## What you have to do
Output the entries word for word. Omit images.

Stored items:
***

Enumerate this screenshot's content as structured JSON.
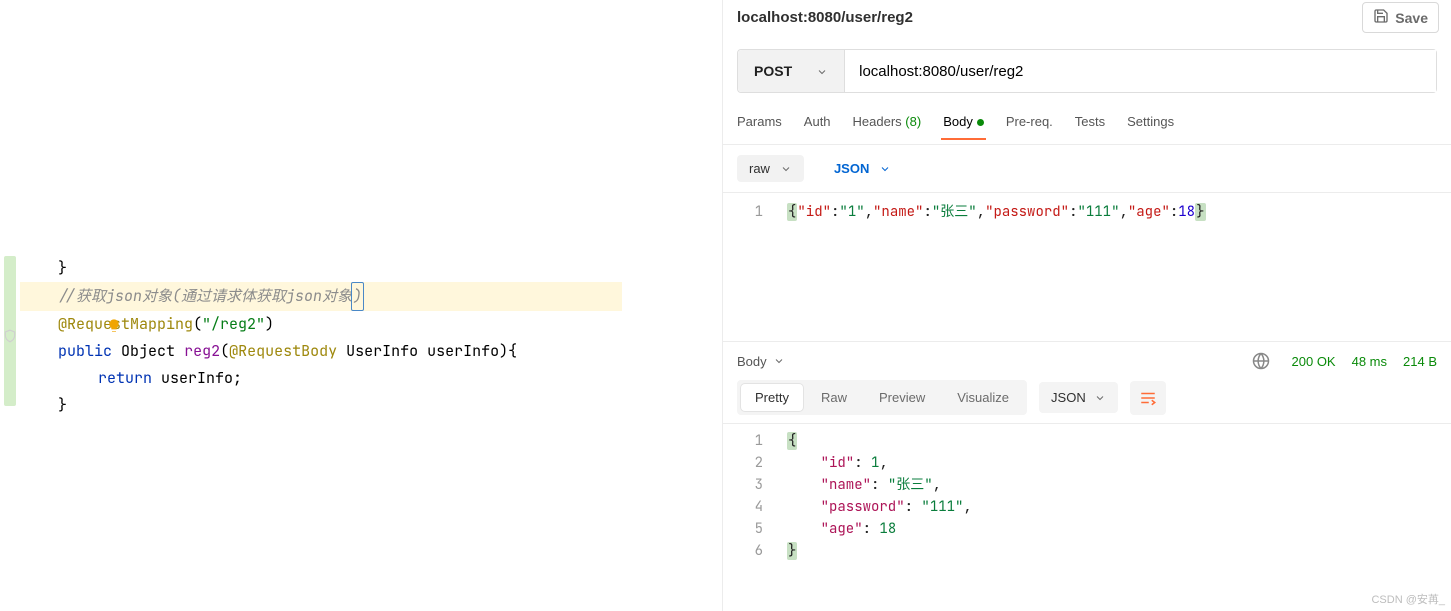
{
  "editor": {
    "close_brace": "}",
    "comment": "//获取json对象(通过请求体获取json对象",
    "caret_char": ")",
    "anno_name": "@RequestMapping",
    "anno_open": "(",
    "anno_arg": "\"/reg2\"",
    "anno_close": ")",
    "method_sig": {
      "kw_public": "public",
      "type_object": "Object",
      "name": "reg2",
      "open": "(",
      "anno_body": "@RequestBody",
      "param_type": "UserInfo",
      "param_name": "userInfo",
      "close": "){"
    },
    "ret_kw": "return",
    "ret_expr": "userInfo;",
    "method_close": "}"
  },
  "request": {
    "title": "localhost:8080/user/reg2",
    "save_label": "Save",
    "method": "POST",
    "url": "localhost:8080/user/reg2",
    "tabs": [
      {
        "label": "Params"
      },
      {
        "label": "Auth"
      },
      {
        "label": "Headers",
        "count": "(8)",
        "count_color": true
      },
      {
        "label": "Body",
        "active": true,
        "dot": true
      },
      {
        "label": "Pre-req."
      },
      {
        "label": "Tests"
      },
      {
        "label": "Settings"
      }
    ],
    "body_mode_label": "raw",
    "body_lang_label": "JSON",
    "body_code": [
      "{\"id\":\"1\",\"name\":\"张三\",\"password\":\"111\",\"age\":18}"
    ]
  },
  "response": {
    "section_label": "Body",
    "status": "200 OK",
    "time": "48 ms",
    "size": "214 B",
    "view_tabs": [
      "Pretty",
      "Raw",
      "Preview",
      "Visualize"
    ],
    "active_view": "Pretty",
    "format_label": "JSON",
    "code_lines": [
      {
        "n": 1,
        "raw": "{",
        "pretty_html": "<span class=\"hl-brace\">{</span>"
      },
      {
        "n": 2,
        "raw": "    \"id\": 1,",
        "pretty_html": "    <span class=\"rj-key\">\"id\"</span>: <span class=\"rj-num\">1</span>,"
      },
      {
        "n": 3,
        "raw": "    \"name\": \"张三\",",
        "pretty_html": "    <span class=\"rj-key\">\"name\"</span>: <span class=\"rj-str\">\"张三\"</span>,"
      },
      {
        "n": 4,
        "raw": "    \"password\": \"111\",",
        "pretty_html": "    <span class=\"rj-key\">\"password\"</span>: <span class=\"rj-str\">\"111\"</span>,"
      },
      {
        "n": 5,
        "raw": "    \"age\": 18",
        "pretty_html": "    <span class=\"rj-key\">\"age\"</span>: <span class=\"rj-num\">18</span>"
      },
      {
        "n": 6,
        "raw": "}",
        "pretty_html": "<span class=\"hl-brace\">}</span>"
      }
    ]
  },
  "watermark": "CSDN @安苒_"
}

***

## Correct response
Enumerate this screenshot's content as structured JSON.
{
  "editor": {
    "close_brace": "}",
    "comment": "//获取json对象(通过请求体获取json对象",
    "caret_char": ")",
    "anno_name": "@RequestMapping",
    "anno_open": "(",
    "anno_arg": "\"/reg2\"",
    "anno_close": ")",
    "method_sig": {
      "kw_public": "public",
      "type_object": "Object",
      "name": "reg2",
      "open": "(",
      "anno_body": "@RequestBody",
      "param_type": "UserInfo",
      "param_name": "userInfo",
      "close": "){"
    },
    "ret_kw": "return",
    "ret_expr": "userInfo;",
    "method_close": "}"
  },
  "request": {
    "title": "localhost:8080/user/reg2",
    "save_label": "Save",
    "method": "POST",
    "url": "localhost:8080/user/reg2",
    "tabs": [
      {
        "label": "Params"
      },
      {
        "label": "Auth"
      },
      {
        "label": "Headers",
        "count": "(8)",
        "count_color": true
      },
      {
        "label": "Body",
        "active": true,
        "dot": true
      },
      {
        "label": "Pre-req."
      },
      {
        "label": "Tests"
      },
      {
        "label": "Settings"
      }
    ],
    "body_mode_label": "raw",
    "body_lang_label": "JSON",
    "body_code": [
      "{\"id\":\"1\",\"name\":\"张三\",\"password\":\"111\",\"age\":18}"
    ]
  },
  "response": {
    "section_label": "Body",
    "status": "200 OK",
    "time": "48 ms",
    "size": "214 B",
    "view_tabs": [
      "Pretty",
      "Raw",
      "Preview",
      "Visualize"
    ],
    "active_view": "Pretty",
    "format_label": "JSON",
    "code_lines": [
      {
        "n": 1,
        "raw": "{",
        "pretty_html": "<span class=\"hl-brace\">{</span>"
      },
      {
        "n": 2,
        "raw": "    \"id\": 1,",
        "pretty_html": "    <span class=\"rj-key\">\"id\"</span>: <span class=\"rj-num\">1</span>,"
      },
      {
        "n": 3,
        "raw": "    \"name\": \"张三\",",
        "pretty_html": "    <span class=\"rj-key\">\"name\"</span>: <span class=\"rj-str\">\"张三\"</span>,"
      },
      {
        "n": 4,
        "raw": "    \"password\": \"111\",",
        "pretty_html": "    <span class=\"rj-key\">\"password\"</span>: <span class=\"rj-str\">\"111\"</span>,"
      },
      {
        "n": 5,
        "raw": "    \"age\": 18",
        "pretty_html": "    <span class=\"rj-key\">\"age\"</span>: <span class=\"rj-num\">18</span>"
      },
      {
        "n": 6,
        "raw": "}",
        "pretty_html": "<span class=\"hl-brace\">}</span>"
      }
    ]
  },
  "watermark": "CSDN @安苒_"
}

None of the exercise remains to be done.